Supplied data:
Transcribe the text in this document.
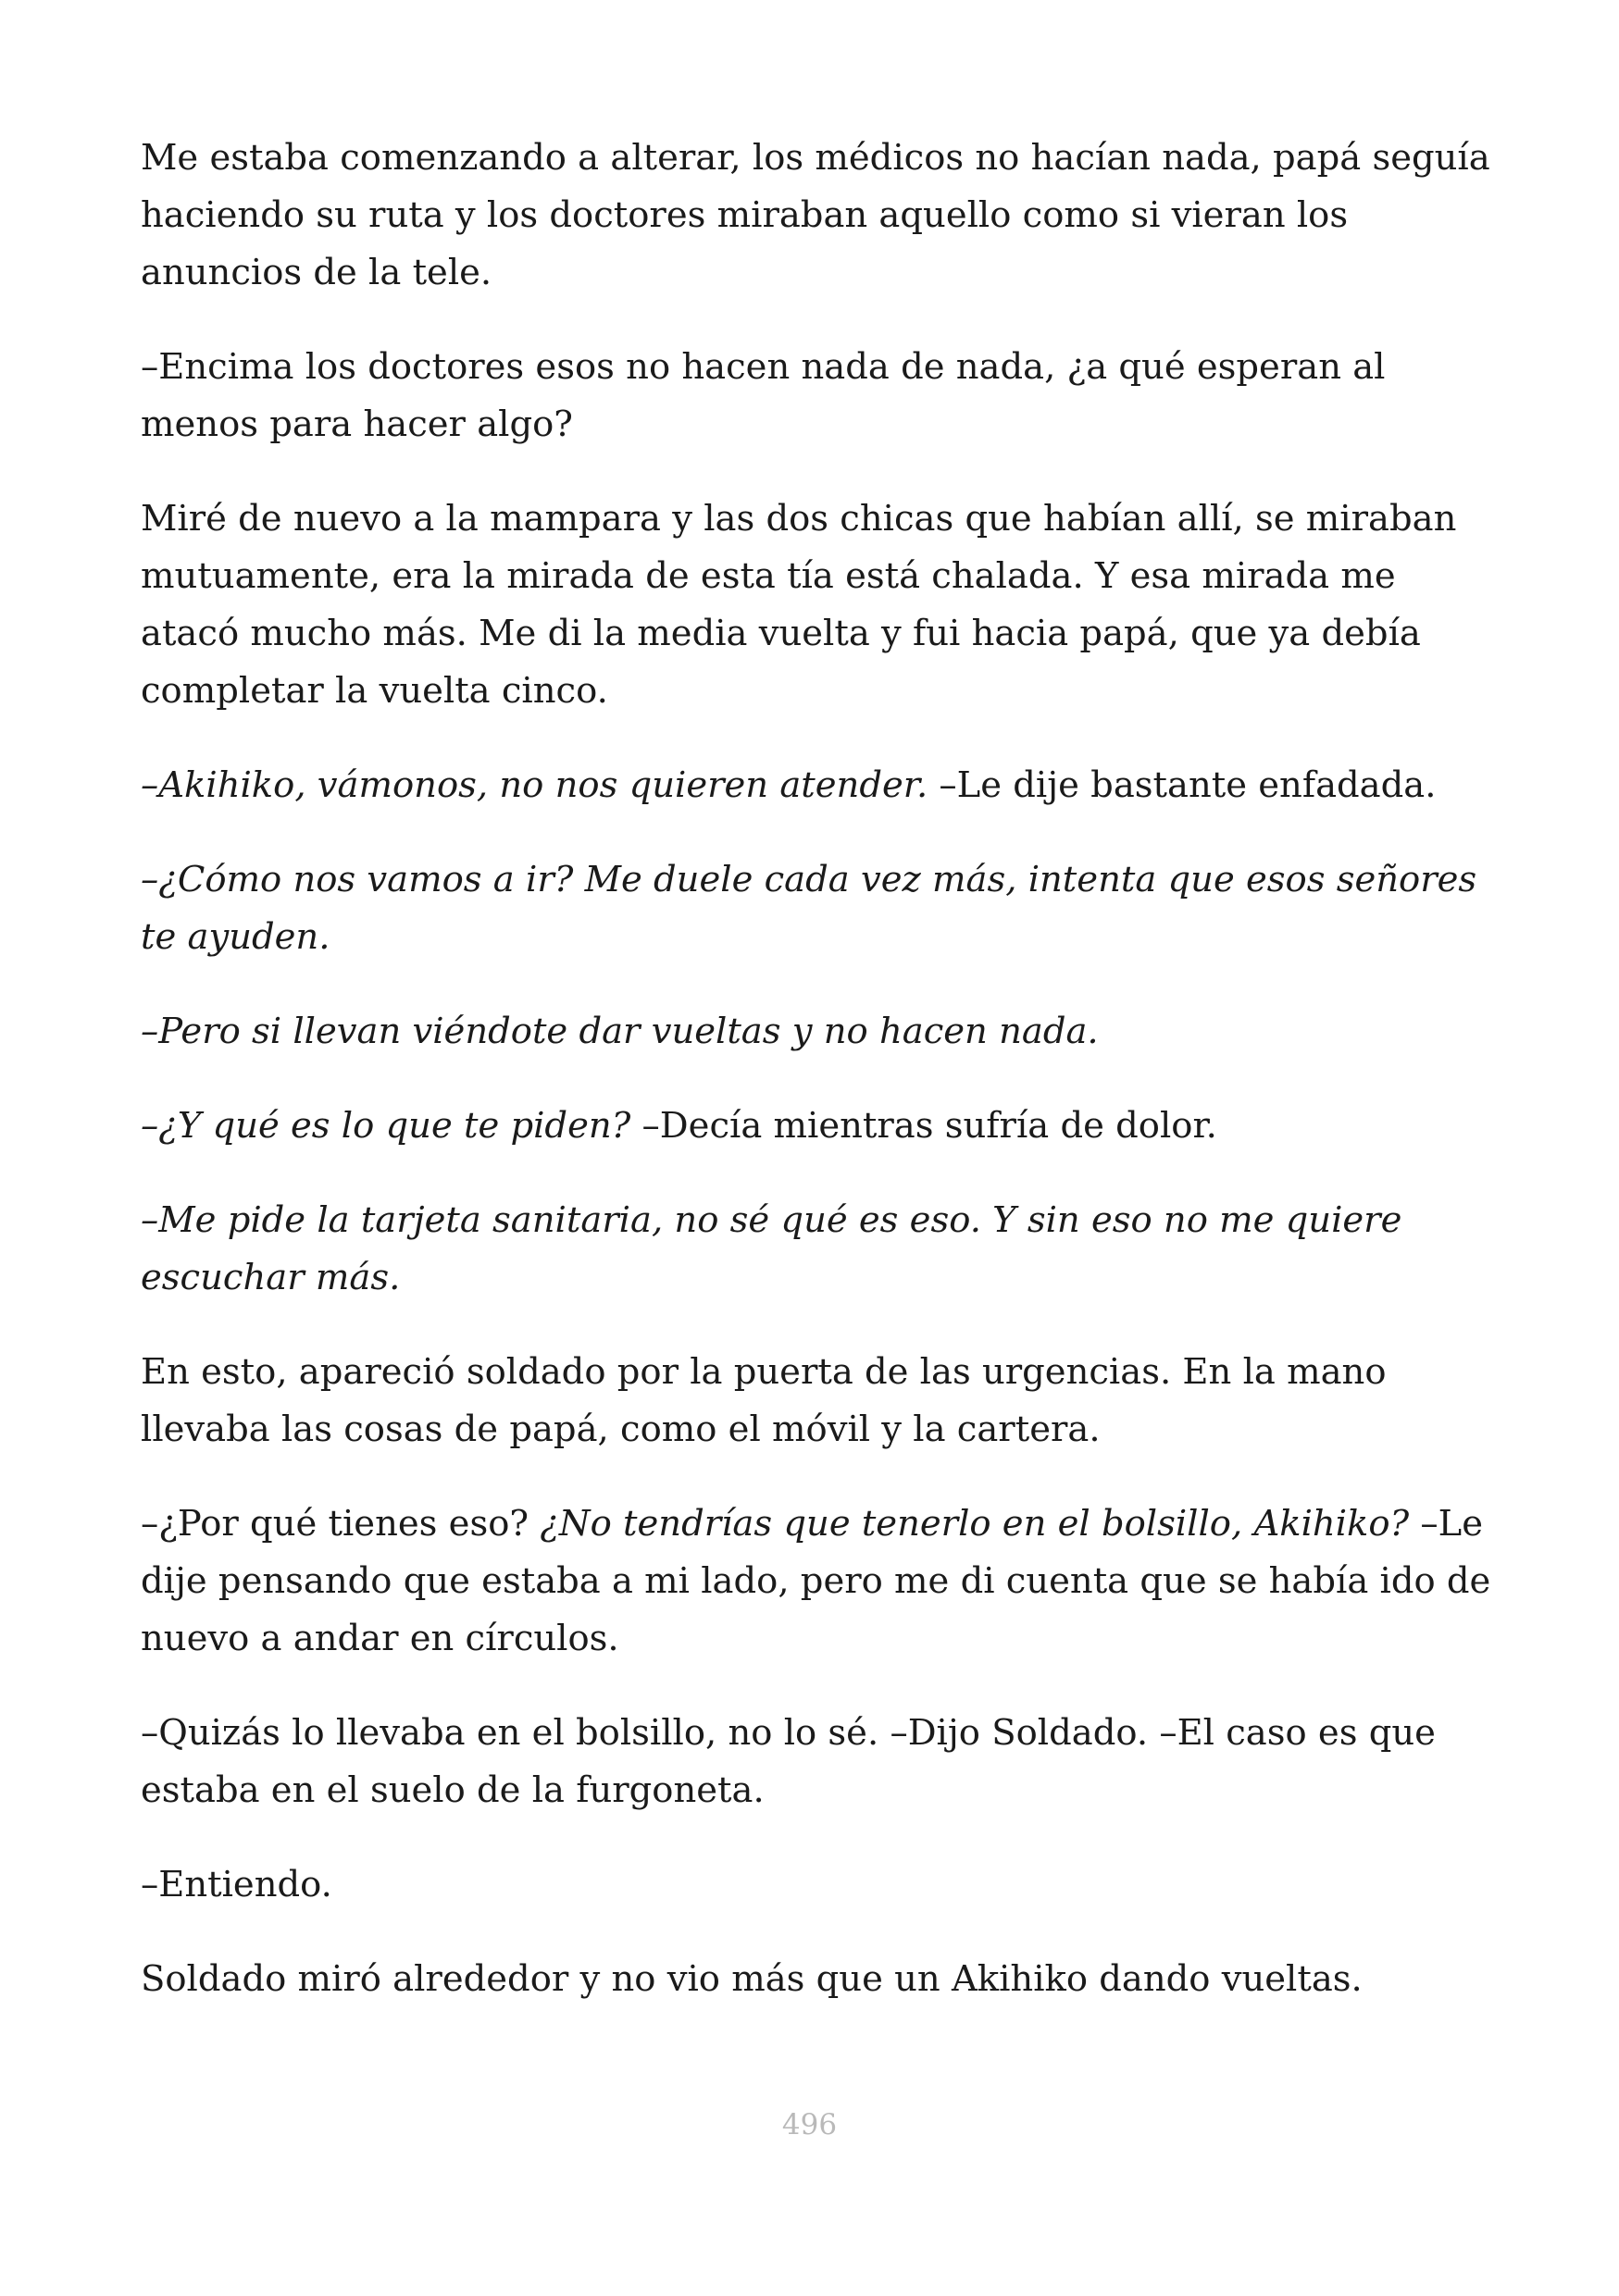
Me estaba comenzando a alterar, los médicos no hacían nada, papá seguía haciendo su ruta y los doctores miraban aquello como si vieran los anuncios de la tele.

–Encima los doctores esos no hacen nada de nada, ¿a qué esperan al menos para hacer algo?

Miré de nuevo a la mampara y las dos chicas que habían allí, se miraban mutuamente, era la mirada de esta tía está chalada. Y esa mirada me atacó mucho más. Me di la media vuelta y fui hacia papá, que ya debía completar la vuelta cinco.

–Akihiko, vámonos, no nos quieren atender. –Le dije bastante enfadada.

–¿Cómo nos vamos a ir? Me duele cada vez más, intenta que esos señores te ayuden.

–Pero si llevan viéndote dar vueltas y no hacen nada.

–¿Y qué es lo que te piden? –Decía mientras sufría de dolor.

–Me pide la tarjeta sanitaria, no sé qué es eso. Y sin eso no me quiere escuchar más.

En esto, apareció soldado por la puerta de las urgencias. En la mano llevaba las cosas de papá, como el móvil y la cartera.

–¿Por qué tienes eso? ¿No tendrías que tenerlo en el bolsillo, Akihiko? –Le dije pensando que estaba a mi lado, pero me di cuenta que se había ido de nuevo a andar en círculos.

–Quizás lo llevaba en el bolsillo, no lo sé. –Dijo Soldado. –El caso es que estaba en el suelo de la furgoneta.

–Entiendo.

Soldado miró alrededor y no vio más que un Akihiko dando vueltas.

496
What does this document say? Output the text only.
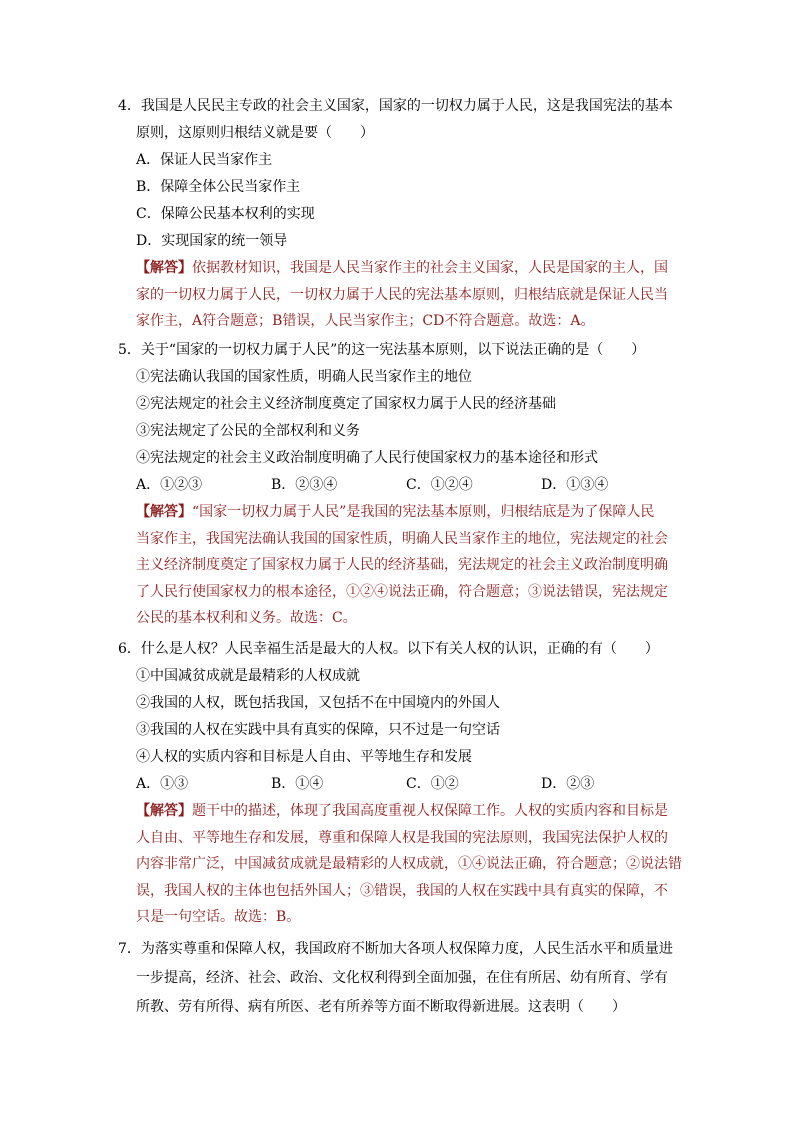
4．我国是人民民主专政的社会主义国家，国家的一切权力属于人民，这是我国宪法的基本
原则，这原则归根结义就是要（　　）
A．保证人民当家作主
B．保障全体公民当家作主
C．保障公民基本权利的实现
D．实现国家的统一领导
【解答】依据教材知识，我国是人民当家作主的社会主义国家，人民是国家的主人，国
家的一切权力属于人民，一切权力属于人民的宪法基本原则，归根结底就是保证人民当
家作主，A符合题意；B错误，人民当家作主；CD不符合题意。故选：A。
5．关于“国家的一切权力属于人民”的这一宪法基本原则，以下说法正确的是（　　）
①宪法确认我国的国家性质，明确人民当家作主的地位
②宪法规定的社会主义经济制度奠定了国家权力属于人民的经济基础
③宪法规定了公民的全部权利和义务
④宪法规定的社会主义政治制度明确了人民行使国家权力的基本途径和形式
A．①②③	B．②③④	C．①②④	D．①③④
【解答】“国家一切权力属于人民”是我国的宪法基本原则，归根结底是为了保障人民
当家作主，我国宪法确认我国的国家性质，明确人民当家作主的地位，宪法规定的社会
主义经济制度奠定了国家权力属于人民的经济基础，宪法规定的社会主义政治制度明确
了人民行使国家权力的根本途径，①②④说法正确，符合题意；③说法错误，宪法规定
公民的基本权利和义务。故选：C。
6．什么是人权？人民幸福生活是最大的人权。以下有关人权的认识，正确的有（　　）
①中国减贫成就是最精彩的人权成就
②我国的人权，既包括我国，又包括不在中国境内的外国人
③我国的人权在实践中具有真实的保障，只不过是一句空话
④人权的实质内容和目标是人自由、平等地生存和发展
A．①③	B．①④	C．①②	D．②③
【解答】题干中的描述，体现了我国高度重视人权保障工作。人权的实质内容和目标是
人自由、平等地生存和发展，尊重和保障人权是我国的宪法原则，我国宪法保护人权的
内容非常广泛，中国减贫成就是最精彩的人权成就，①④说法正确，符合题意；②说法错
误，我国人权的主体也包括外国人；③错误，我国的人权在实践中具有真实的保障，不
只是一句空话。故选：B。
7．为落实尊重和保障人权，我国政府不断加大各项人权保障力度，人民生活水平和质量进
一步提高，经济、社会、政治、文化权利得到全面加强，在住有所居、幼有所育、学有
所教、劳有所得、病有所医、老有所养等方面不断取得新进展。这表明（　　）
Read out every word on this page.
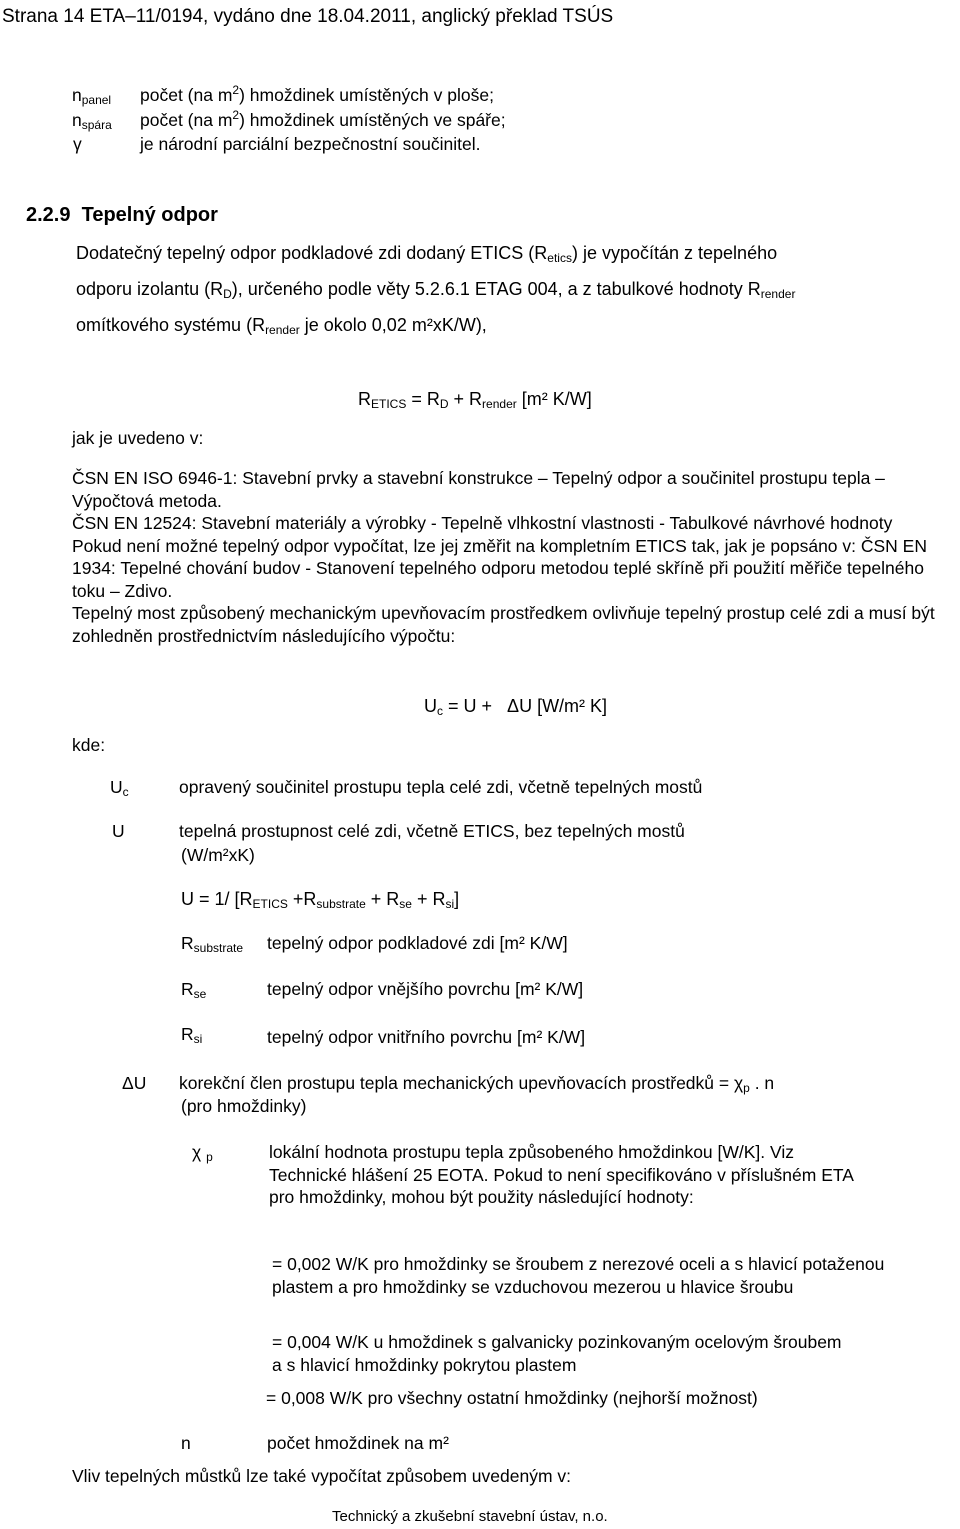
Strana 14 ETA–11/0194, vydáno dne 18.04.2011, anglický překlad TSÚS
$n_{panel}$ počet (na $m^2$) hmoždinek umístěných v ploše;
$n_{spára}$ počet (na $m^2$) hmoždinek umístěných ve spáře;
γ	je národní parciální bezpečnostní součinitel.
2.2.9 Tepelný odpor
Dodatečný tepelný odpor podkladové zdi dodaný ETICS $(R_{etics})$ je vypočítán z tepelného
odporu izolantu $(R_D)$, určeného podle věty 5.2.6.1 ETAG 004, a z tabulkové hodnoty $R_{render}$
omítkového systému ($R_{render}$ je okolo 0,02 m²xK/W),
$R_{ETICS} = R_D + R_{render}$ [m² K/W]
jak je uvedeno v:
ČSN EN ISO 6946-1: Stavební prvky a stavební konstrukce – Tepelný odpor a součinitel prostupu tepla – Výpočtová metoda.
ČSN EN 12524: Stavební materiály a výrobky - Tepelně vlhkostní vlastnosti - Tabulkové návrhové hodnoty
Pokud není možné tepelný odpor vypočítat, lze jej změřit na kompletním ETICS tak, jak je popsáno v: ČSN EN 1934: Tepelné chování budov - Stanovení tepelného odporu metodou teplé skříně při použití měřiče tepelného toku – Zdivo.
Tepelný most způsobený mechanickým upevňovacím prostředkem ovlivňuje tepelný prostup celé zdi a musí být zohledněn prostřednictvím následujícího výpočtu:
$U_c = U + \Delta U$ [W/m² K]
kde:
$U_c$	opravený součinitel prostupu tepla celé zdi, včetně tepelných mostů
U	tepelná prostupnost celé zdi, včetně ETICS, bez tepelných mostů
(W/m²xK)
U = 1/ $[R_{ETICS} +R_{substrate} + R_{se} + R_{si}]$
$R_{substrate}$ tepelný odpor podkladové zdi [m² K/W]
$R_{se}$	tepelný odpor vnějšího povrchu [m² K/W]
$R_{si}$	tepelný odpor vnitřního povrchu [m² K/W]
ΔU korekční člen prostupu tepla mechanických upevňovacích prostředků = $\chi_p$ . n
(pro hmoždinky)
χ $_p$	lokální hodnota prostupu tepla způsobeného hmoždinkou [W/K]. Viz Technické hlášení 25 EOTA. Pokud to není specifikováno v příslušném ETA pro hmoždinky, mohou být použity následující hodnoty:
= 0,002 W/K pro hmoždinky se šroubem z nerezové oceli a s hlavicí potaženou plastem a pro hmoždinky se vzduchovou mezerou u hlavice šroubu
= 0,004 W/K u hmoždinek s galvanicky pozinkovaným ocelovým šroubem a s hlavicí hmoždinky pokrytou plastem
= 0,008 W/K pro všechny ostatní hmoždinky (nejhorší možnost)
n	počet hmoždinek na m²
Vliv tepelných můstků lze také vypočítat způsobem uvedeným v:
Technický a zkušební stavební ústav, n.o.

What is required: Give back each entry exactly as it appears, with no pictures.

Task response:
Transcribe the text in this document.
Me estaba comenzando a alterar, los médicos no hacían nada, papá seguía haciendo su ruta y los doctores miraban aquello como si vieran los anuncios de la tele.

–Encima los doctores esos no hacen nada de nada, ¿a qué esperan al menos para hacer algo?

Miré de nuevo a la mampara y las dos chicas que habían allí, se miraban mutuamente, era la mirada de esta tía está chalada. Y esa mirada me atacó mucho más. Me di la media vuelta y fui hacia papá, que ya debía completar la vuelta cinco.

–Akihiko, vámonos, no nos quieren atender. –Le dije bastante enfadada.

–¿Cómo nos vamos a ir? Me duele cada vez más, intenta que esos señores te ayuden.

–Pero si llevan viéndote dar vueltas y no hacen nada.

–¿Y qué es lo que te piden? –Decía mientras sufría de dolor.

–Me pide la tarjeta sanitaria, no sé qué es eso. Y sin eso no me quiere escuchar más.

En esto, apareció soldado por la puerta de las urgencias. En la mano llevaba las cosas de papá, como el móvil y la cartera.

–¿Por qué tienes eso? ¿No tendrías que tenerlo en el bolsillo, Akihiko? –Le dije pensando que estaba a mi lado, pero me di cuenta que se había ido de nuevo a andar en círculos.

–Quizás lo llevaba en el bolsillo, no lo sé. –Dijo Soldado. –El caso es que estaba en el suelo de la furgoneta.

–Entiendo.

Soldado miró alrededor y no vio más que un Akihiko dando vueltas.

496
What does this document say? Output the text only.
4．我国是人民民主专政的社会主义国家，国家的一切权力属于人民，这是我国宪法的基本
原则，这原则归根结义就是要（　　）
A．保证人民当家作主
B．保障全体公民当家作主
C．保障公民基本权利的实现
D．实现国家的统一领导
【解答】依据教材知识，我国是人民当家作主的社会主义国家，人民是国家的主人，国
家的一切权力属于人民，一切权力属于人民的宪法基本原则，归根结底就是保证人民当
家作主，A符合题意；B错误，人民当家作主；CD不符合题意。故选：A。
5．关于“国家的一切权力属于人民”的这一宪法基本原则，以下说法正确的是（　　）
①宪法确认我国的国家性质，明确人民当家作主的地位
②宪法规定的社会主义经济制度奠定了国家权力属于人民的经济基础
③宪法规定了公民的全部权利和义务
④宪法规定的社会主义政治制度明确了人民行使国家权力的基本途径和形式
A．①②③	B．②③④	C．①②④	D．①③④
【解答】“国家一切权力属于人民”是我国的宪法基本原则，归根结底是为了保障人民
当家作主，我国宪法确认我国的国家性质，明确人民当家作主的地位，宪法规定的社会
主义经济制度奠定了国家权力属于人民的经济基础，宪法规定的社会主义政治制度明确
了人民行使国家权力的根本途径，①②④说法正确，符合题意；③说法错误，宪法规定
公民的基本权利和义务。故选：C。
6．什么是人权？人民幸福生活是最大的人权。以下有关人权的认识，正确的有（　　）
①中国减贫成就是最精彩的人权成就
②我国的人权，既包括我国，又包括不在中国境内的外国人
③我国的人权在实践中具有真实的保障，只不过是一句空话
④人权的实质内容和目标是人自由、平等地生存和发展
A．①③	B．①④	C．①②	D．②③
【解答】题干中的描述，体现了我国高度重视人权保障工作。人权的实质内容和目标是
人自由、平等地生存和发展，尊重和保障人权是我国的宪法原则，我国宪法保护人权的
内容非常广泛，中国减贫成就是最精彩的人权成就，①④说法正确，符合题意；②说法错
误，我国人权的主体也包括外国人；③错误，我国的人权在实践中具有真实的保障，不
只是一句空话。故选：B。
7．为落实尊重和保障人权，我国政府不断加大各项人权保障力度，人民生活水平和质量进
一步提高，经济、社会、政治、文化权利得到全面加强，在住有所居、幼有所育、学有
所教、劳有所得、病有所医、老有所养等方面不断取得新进展。这表明（　　）
Read out every word on this page.
Strana 14 ETA–11/0194, vydáno dne 18.04.2011, anglický překlad TSÚS
$n_{panel}$ počet (na $m^2$) hmoždinek umístěných v ploše;
$n_{spára}$ počet (na $m^2$) hmoždinek umístěných ve spáře;
γ	je národní parciální bezpečnostní součinitel.
2.2.9 Tepelný odpor
Dodatečný tepelný odpor podkladové zdi dodaný ETICS $(R_{etics})$ je vypočítán z tepelného
odporu izolantu $(R_D)$, určeného podle věty 5.2.6.1 ETAG 004, a z tabulkové hodnoty $R_{render}$
omítkového systému ($R_{render}$ je okolo 0,02 m²xK/W),
$R_{ETICS} = R_D + R_{render}$ [m² K/W]
jak je uvedeno v:
ČSN EN ISO 6946-1: Stavební prvky a stavební konstrukce – Tepelný odpor a součinitel prostupu tepla – Výpočtová metoda.
ČSN EN 12524: Stavební materiály a výrobky - Tepelně vlhkostní vlastnosti - Tabulkové návrhové hodnoty
Pokud není možné tepelný odpor vypočítat, lze jej změřit na kompletním ETICS tak, jak je popsáno v: ČSN EN 1934: Tepelné chování budov - Stanovení tepelného odporu metodou teplé skříně při použití měřiče tepelného toku – Zdivo.
Tepelný most způsobený mechanickým upevňovacím prostředkem ovlivňuje tepelný prostup celé zdi a musí být zohledněn prostřednictvím následujícího výpočtu:
$U_c = U + \Delta U$ [W/m² K]
kde:
$U_c$	opravený součinitel prostupu tepla celé zdi, včetně tepelných mostů
U	tepelná prostupnost celé zdi, včetně ETICS, bez tepelných mostů
(W/m²xK)
U = 1/ $[R_{ETICS} +R_{substrate} + R_{se} + R_{si}]$
$R_{substrate}$ tepelný odpor podkladové zdi [m² K/W]
$R_{se}$	tepelný odpor vnějšího povrchu [m² K/W]
$R_{si}$	tepelný odpor vnitřního povrchu [m² K/W]
ΔU korekční člen prostupu tepla mechanických upevňovacích prostředků = $\chi_p$ . n
(pro hmoždinky)
χ $_p$	lokální hodnota prostupu tepla způsobeného hmoždinkou [W/K]. Viz Technické hlášení 25 EOTA. Pokud to není specifikováno v příslušném ETA pro hmoždinky, mohou být použity následující hodnoty:
= 0,002 W/K pro hmoždinky se šroubem z nerezové oceli a s hlavicí potaženou plastem a pro hmoždinky se vzduchovou mezerou u hlavice šroubu
= 0,004 W/K u hmoždinek s galvanicky pozinkovaným ocelovým šroubem a s hlavicí hmoždinky pokrytou plastem
= 0,008 W/K pro všechny ostatní hmoždinky (nejhorší možnost)
n	počet hmoždinek na m²
Vliv tepelných můstků lze také vypočítat způsobem uvedeným v:
Technický a zkušební stavební ústav, n.o.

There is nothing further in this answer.